## Dataset rows

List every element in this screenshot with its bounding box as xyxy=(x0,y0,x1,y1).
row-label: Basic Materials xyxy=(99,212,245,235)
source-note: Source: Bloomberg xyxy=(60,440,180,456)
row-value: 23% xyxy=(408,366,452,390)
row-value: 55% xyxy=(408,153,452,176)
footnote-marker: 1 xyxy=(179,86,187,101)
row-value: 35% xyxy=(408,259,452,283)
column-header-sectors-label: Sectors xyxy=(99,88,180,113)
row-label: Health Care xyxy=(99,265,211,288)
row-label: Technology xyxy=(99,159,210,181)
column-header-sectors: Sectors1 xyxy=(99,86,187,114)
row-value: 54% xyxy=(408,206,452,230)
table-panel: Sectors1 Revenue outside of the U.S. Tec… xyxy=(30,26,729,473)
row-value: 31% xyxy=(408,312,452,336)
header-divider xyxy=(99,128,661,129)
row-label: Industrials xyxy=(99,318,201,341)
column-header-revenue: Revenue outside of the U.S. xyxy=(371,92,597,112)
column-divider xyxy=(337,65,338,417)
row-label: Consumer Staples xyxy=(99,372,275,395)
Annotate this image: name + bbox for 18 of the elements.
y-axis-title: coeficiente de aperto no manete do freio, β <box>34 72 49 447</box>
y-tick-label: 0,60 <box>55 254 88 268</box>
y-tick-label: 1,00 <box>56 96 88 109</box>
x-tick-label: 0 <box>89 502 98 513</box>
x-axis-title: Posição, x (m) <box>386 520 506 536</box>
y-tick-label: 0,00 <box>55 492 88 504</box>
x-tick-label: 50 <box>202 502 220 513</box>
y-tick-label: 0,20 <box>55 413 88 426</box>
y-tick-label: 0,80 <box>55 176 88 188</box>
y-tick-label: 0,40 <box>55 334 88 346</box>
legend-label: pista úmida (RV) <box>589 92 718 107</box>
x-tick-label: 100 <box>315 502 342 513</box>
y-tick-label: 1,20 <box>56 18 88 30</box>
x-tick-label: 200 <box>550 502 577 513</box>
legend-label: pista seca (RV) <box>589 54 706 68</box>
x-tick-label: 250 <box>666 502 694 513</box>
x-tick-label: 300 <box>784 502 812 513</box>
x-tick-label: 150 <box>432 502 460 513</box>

## PROBLEM
Please rewrite the entries above, swapping every "row-label" for "row-name" and leaving everything else as it is.

## RESPONSE TO THIS EXERCISE
List every element in this screenshot with its bounding box as xyxy=(x0,y0,x1,y1).
row-name: Basic Materials xyxy=(99,212,245,235)
source-note: Source: Bloomberg xyxy=(60,440,180,456)
row-value: 23% xyxy=(408,366,452,390)
row-value: 55% xyxy=(408,153,452,176)
footnote-marker: 1 xyxy=(179,86,187,101)
row-value: 35% xyxy=(408,259,452,283)
column-header-sectors-label: Sectors xyxy=(99,88,180,113)
row-name: Health Care xyxy=(99,265,211,288)
row-name: Technology xyxy=(99,159,210,181)
column-header-sectors: Sectors1 xyxy=(99,86,187,114)
row-value: 54% xyxy=(408,206,452,230)
table-panel: Sectors1 Revenue outside of the U.S. Tec… xyxy=(30,26,729,473)
row-value: 31% xyxy=(408,312,452,336)
header-divider xyxy=(99,128,661,129)
row-name: Industrials xyxy=(99,318,201,341)
column-header-revenue: Revenue outside of the U.S. xyxy=(371,92,597,112)
column-divider xyxy=(337,65,338,417)
row-name: Consumer Staples xyxy=(99,372,275,395)
Annotate this image: name + bbox for 18 of the elements.
y-axis-title: coeficiente de aperto no manete do freio, β <box>34 72 49 447</box>
y-tick-label: 0,60 <box>55 254 88 268</box>
y-tick-label: 1,00 <box>56 96 88 109</box>
x-tick-label: 0 <box>89 502 98 513</box>
x-axis-title: Posição, x (m) <box>386 520 506 536</box>
y-tick-label: 0,00 <box>55 492 88 504</box>
x-tick-label: 50 <box>202 502 220 513</box>
y-tick-label: 0,20 <box>55 413 88 426</box>
y-tick-label: 0,80 <box>55 176 88 188</box>
y-tick-label: 0,40 <box>55 334 88 346</box>
legend-label: pista úmida (RV) <box>589 92 718 107</box>
x-tick-label: 100 <box>315 502 342 513</box>
y-tick-label: 1,20 <box>56 18 88 30</box>
x-tick-label: 200 <box>550 502 577 513</box>
legend-label: pista seca (RV) <box>589 54 706 68</box>
x-tick-label: 250 <box>666 502 694 513</box>
x-tick-label: 300 <box>784 502 812 513</box>
x-tick-label: 150 <box>432 502 460 513</box>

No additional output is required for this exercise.